Record set

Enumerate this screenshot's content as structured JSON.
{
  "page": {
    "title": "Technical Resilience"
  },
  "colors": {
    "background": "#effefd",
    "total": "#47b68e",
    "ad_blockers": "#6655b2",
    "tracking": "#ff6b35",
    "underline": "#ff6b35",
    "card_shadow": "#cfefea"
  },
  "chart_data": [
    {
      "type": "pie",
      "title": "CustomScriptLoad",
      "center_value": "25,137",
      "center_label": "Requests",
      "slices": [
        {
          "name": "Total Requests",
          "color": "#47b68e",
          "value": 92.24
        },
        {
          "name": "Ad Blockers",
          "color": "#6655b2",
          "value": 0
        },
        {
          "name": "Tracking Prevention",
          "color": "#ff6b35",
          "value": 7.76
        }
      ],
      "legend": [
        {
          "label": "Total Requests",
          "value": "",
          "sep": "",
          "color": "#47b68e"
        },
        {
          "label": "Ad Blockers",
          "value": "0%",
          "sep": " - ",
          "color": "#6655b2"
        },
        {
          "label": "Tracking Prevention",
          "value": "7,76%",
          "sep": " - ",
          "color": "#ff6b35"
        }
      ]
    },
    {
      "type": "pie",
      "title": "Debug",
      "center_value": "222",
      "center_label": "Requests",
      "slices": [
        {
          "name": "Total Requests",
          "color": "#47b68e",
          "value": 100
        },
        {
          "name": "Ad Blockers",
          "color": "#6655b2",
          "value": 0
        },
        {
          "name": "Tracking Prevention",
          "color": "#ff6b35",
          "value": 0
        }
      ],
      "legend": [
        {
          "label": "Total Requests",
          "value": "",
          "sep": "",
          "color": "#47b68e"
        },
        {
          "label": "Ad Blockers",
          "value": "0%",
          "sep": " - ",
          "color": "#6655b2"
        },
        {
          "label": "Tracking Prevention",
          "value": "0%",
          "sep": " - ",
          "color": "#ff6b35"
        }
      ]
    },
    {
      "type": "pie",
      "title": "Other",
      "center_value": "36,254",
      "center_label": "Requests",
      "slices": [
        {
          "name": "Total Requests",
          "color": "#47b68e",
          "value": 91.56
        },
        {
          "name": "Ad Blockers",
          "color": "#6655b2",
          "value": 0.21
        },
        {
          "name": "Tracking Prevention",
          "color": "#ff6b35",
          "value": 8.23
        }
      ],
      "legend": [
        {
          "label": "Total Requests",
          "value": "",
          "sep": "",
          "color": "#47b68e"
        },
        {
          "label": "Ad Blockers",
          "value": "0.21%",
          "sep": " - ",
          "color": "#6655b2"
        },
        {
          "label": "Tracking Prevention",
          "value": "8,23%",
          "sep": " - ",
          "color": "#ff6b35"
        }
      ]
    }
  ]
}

What needs to be done
Repeat every entry word for word.

Correct result
Enumerate this screenshot's content as structured JSON.
{
  "page": {
    "title": "Technical Resilience"
  },
  "colors": {
    "background": "#effefd",
    "total": "#47b68e",
    "ad_blockers": "#6655b2",
    "tracking": "#ff6b35",
    "underline": "#ff6b35",
    "card_shadow": "#cfefea"
  },
  "chart_data": [
    {
      "type": "pie",
      "title": "CustomScriptLoad",
      "center_value": "25,137",
      "center_label": "Requests",
      "slices": [
        {
          "name": "Total Requests",
          "color": "#47b68e",
          "value": 92.24
        },
        {
          "name": "Ad Blockers",
          "color": "#6655b2",
          "value": 0
        },
        {
          "name": "Tracking Prevention",
          "color": "#ff6b35",
          "value": 7.76
        }
      ],
      "legend": [
        {
          "label": "Total Requests",
          "value": "",
          "sep": "",
          "color": "#47b68e"
        },
        {
          "label": "Ad Blockers",
          "value": "0%",
          "sep": " - ",
          "color": "#6655b2"
        },
        {
          "label": "Tracking Prevention",
          "value": "7,76%",
          "sep": " - ",
          "color": "#ff6b35"
        }
      ]
    },
    {
      "type": "pie",
      "title": "Debug",
      "center_value": "222",
      "center_label": "Requests",
      "slices": [
        {
          "name": "Total Requests",
          "color": "#47b68e",
          "value": 100
        },
        {
          "name": "Ad Blockers",
          "color": "#6655b2",
          "value": 0
        },
        {
          "name": "Tracking Prevention",
          "color": "#ff6b35",
          "value": 0
        }
      ],
      "legend": [
        {
          "label": "Total Requests",
          "value": "",
          "sep": "",
          "color": "#47b68e"
        },
        {
          "label": "Ad Blockers",
          "value": "0%",
          "sep": " - ",
          "color": "#6655b2"
        },
        {
          "label": "Tracking Prevention",
          "value": "0%",
          "sep": " - ",
          "color": "#ff6b35"
        }
      ]
    },
    {
      "type": "pie",
      "title": "Other",
      "center_value": "36,254",
      "center_label": "Requests",
      "slices": [
        {
          "name": "Total Requests",
          "color": "#47b68e",
          "value": 91.56
        },
        {
          "name": "Ad Blockers",
          "color": "#6655b2",
          "value": 0.21
        },
        {
          "name": "Tracking Prevention",
          "color": "#ff6b35",
          "value": 8.23
        }
      ],
      "legend": [
        {
          "label": "Total Requests",
          "value": "",
          "sep": "",
          "color": "#47b68e"
        },
        {
          "label": "Ad Blockers",
          "value": "0.21%",
          "sep": " - ",
          "color": "#6655b2"
        },
        {
          "label": "Tracking Prevention",
          "value": "8,23%",
          "sep": " - ",
          "color": "#ff6b35"
        }
      ]
    }
  ]
}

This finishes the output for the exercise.